PROBLEM TO WORK ON> Filter for the word "asset" and keep each matching line.

[Items from a data source]
----------
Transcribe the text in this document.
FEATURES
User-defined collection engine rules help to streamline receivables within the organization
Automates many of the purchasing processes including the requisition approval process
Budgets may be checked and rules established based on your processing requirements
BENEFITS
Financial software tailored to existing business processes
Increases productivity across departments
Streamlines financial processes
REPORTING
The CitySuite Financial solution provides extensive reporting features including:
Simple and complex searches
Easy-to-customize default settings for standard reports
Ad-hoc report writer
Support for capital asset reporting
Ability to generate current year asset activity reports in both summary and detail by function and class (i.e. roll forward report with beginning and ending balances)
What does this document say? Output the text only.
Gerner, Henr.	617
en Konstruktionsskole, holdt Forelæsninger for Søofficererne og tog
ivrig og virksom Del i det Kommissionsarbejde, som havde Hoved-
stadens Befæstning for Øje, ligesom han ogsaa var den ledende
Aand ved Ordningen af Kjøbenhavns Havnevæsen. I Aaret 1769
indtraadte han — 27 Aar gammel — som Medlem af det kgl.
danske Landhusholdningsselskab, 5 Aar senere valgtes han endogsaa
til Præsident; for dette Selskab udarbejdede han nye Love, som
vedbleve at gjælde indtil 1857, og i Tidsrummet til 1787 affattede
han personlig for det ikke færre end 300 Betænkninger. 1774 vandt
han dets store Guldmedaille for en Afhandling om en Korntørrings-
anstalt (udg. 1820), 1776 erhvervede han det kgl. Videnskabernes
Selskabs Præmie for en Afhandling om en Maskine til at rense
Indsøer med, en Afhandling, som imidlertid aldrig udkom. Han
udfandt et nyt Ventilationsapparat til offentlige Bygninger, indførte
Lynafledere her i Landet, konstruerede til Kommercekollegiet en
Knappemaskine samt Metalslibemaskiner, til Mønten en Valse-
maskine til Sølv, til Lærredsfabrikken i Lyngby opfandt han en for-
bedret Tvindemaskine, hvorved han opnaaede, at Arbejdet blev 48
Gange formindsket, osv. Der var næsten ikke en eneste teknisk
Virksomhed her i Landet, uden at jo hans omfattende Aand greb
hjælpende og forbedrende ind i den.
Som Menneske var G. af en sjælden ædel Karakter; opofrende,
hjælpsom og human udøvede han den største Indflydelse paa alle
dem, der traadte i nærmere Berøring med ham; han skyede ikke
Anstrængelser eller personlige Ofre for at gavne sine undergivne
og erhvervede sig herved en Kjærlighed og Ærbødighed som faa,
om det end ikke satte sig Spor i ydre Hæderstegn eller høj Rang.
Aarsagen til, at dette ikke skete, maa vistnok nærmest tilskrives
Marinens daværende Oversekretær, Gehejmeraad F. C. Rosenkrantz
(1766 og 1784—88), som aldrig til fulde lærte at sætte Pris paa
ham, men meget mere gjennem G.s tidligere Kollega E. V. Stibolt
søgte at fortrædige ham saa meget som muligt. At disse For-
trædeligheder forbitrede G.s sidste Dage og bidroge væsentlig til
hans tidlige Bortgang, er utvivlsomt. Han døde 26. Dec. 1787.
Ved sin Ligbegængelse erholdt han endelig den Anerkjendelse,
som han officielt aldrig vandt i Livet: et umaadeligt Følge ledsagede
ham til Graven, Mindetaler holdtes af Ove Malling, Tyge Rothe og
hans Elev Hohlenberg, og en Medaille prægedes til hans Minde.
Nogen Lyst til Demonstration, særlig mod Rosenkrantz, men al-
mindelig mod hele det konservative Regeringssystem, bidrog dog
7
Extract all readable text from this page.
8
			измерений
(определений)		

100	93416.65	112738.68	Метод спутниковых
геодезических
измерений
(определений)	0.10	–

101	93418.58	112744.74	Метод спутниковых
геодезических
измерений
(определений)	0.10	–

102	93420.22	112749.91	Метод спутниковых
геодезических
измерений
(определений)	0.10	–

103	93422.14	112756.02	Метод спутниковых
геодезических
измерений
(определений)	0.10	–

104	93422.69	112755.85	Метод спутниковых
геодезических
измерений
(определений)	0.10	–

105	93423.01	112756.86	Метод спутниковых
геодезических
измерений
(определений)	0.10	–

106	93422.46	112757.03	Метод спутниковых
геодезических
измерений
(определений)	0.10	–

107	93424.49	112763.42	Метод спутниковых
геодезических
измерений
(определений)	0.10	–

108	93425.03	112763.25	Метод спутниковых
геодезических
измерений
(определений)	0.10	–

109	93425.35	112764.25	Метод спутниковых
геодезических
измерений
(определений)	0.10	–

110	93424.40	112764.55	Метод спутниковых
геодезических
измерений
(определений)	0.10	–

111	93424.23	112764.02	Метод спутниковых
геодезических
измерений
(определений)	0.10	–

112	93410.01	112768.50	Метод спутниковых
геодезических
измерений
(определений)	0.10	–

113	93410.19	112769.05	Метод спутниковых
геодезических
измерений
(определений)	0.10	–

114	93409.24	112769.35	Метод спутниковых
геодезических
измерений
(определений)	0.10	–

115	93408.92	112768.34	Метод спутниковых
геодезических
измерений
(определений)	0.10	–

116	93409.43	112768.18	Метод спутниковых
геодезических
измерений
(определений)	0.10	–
----------
ANSWER TO THIS TASK>
Support for capital asset reporting
Ability to generate current year asset activity reports in both summary and detail by function and class (i.e. roll forward report with beginning and ending balances)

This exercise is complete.